### PROBLEM TO WORK ON
Within the records, say how many lines include the word "injecting"; the answer should be the number and no more.

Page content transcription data
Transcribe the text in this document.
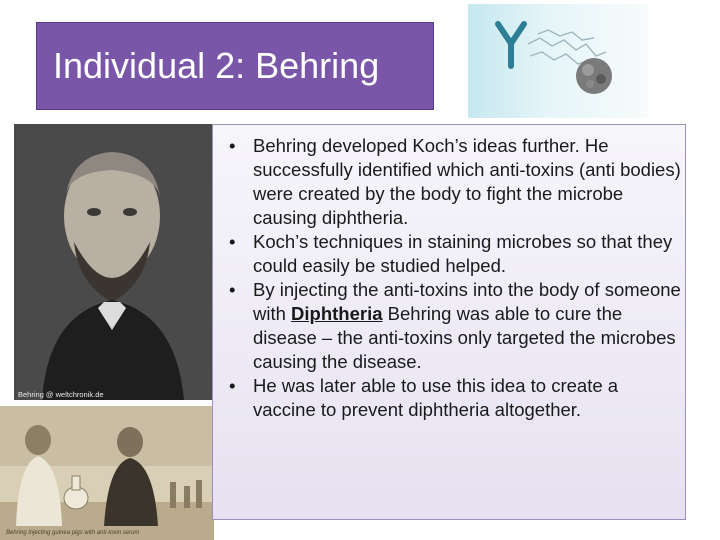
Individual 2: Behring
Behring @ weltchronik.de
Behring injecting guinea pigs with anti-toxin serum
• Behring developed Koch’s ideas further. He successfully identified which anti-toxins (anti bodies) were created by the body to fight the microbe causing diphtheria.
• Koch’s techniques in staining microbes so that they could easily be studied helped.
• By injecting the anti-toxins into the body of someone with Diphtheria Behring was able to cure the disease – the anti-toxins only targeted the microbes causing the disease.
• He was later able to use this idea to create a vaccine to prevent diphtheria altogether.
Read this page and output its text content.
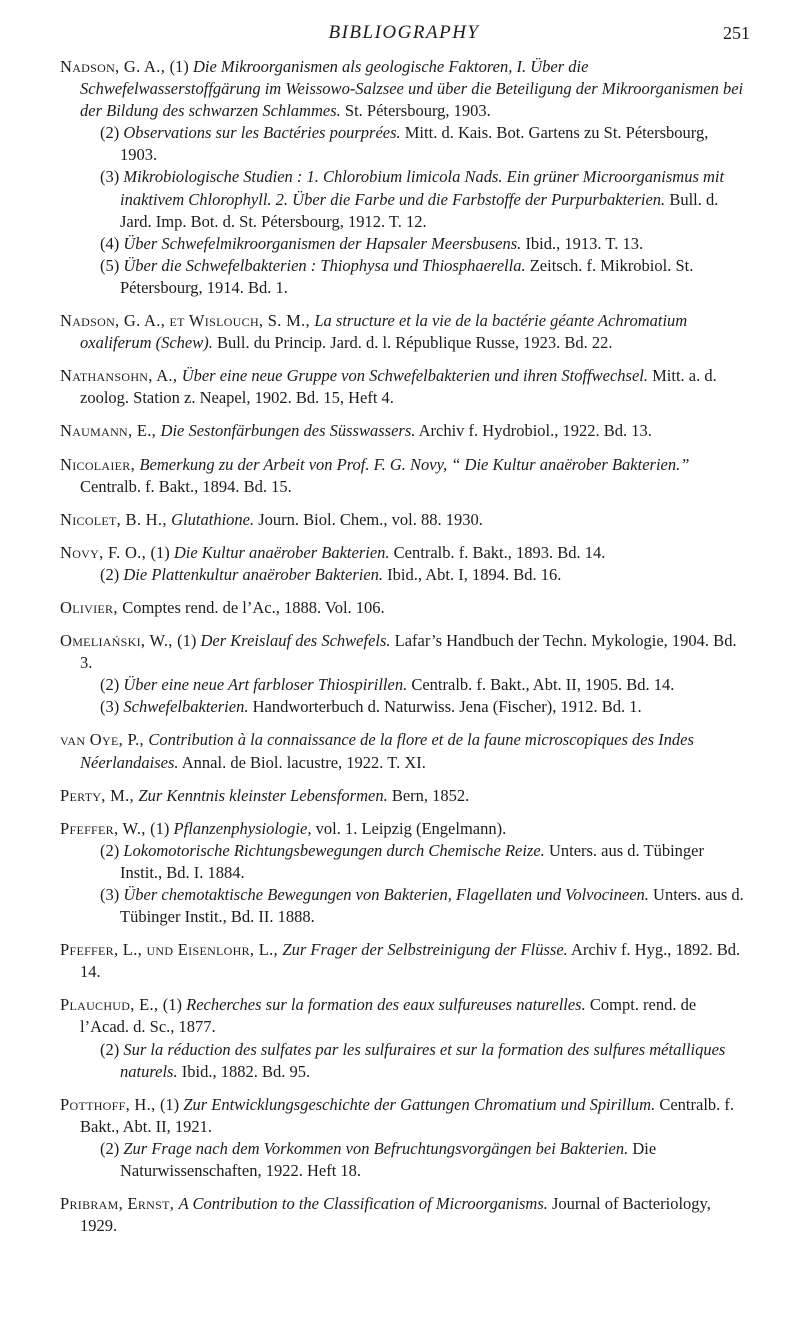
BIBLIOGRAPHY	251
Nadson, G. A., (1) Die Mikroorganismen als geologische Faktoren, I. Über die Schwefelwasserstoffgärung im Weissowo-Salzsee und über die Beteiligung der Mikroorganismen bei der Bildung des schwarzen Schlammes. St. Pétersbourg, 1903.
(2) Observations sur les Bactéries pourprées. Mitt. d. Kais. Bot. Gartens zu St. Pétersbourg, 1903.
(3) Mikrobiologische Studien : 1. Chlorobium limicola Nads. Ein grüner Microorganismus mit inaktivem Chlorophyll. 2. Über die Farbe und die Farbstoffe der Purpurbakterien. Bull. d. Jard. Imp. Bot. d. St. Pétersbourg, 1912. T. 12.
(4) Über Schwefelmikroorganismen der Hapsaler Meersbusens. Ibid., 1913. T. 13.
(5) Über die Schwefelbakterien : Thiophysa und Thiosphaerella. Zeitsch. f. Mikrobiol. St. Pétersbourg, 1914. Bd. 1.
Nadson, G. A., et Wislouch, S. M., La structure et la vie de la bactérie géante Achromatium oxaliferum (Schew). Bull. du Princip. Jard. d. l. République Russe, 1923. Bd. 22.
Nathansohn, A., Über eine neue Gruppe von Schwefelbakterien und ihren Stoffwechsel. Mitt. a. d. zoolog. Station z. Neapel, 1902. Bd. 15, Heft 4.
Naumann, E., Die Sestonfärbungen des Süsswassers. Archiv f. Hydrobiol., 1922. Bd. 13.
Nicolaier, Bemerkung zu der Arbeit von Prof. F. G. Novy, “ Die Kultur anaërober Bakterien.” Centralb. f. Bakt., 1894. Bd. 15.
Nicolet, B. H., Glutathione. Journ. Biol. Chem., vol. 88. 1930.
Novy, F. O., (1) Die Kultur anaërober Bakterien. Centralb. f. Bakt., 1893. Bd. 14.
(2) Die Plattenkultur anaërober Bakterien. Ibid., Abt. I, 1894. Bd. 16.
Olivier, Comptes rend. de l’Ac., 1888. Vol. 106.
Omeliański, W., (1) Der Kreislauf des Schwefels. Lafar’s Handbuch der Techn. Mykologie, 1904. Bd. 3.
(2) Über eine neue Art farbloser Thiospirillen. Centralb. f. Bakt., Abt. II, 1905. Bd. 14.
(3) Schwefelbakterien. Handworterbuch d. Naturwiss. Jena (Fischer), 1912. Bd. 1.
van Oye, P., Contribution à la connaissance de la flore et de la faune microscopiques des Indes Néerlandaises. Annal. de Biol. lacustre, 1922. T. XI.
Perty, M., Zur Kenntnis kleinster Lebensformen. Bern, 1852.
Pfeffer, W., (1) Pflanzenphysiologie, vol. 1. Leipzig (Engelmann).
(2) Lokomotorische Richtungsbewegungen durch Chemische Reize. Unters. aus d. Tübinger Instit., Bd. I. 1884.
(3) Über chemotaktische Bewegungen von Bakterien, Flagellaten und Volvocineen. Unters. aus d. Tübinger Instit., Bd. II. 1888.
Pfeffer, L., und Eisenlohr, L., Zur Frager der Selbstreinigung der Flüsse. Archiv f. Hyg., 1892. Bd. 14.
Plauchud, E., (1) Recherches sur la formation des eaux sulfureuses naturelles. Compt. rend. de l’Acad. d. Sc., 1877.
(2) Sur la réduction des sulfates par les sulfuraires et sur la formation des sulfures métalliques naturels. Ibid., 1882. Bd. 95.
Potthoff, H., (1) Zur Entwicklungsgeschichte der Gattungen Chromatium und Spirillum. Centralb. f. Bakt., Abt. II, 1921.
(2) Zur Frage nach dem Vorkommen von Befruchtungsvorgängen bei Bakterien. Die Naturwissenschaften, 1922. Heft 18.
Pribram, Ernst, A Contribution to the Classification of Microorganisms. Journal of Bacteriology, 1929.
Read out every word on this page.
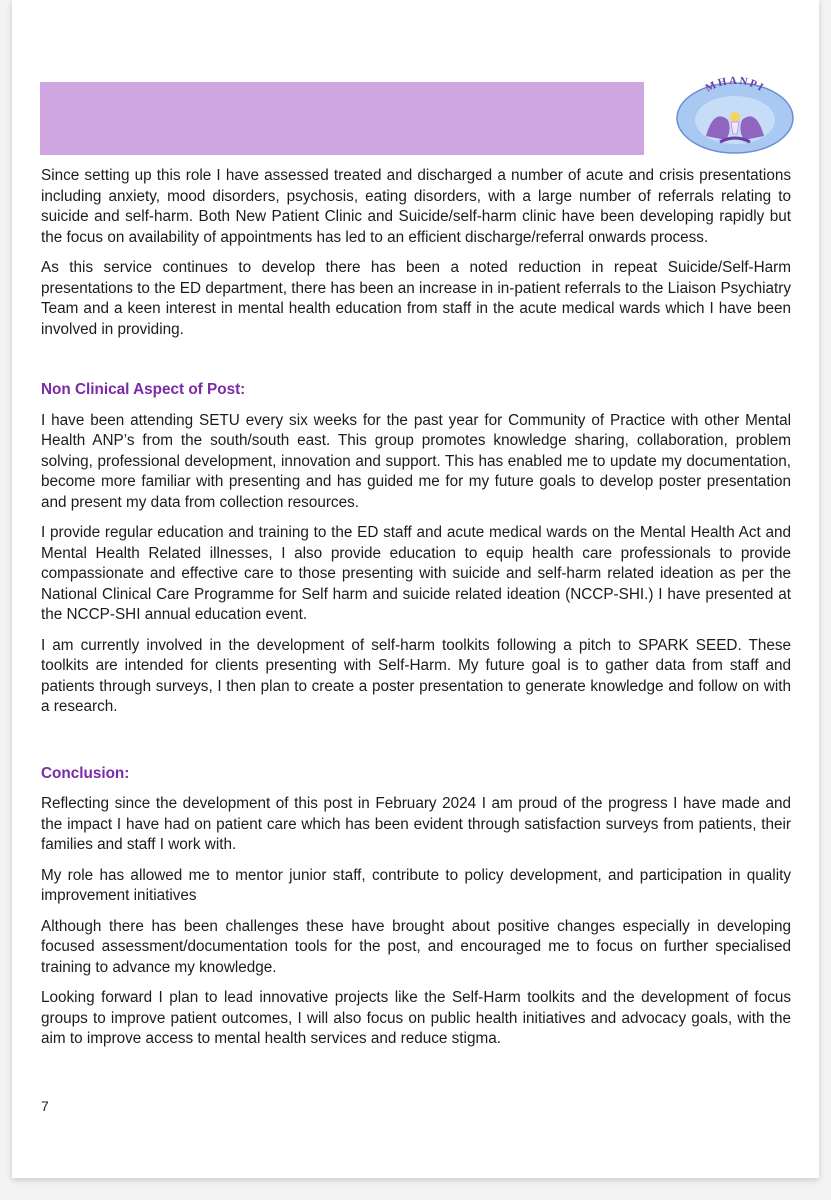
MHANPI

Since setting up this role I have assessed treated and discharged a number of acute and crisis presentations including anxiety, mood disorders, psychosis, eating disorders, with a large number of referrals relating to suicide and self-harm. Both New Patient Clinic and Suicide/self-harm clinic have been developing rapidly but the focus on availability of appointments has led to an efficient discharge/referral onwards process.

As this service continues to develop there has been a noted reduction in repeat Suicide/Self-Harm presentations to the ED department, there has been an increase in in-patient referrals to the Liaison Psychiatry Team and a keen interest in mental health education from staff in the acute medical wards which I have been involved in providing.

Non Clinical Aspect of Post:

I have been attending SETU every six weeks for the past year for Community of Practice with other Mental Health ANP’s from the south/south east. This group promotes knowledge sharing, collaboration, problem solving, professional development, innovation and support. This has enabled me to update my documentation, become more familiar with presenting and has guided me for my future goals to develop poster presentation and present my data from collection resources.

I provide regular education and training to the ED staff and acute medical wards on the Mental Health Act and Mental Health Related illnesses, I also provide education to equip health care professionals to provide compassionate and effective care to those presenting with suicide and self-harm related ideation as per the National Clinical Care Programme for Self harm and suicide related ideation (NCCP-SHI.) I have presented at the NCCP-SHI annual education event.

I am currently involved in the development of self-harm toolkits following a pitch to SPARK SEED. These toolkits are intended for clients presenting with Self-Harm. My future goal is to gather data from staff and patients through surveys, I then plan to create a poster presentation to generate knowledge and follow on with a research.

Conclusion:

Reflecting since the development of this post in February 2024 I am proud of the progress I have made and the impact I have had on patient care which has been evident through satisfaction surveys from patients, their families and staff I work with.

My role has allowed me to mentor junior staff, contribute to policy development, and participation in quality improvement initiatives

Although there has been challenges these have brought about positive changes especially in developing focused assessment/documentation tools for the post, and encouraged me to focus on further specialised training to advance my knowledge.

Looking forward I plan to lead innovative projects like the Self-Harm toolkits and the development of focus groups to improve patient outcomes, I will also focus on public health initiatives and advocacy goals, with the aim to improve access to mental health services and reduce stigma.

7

### SOLUTION BELOW
2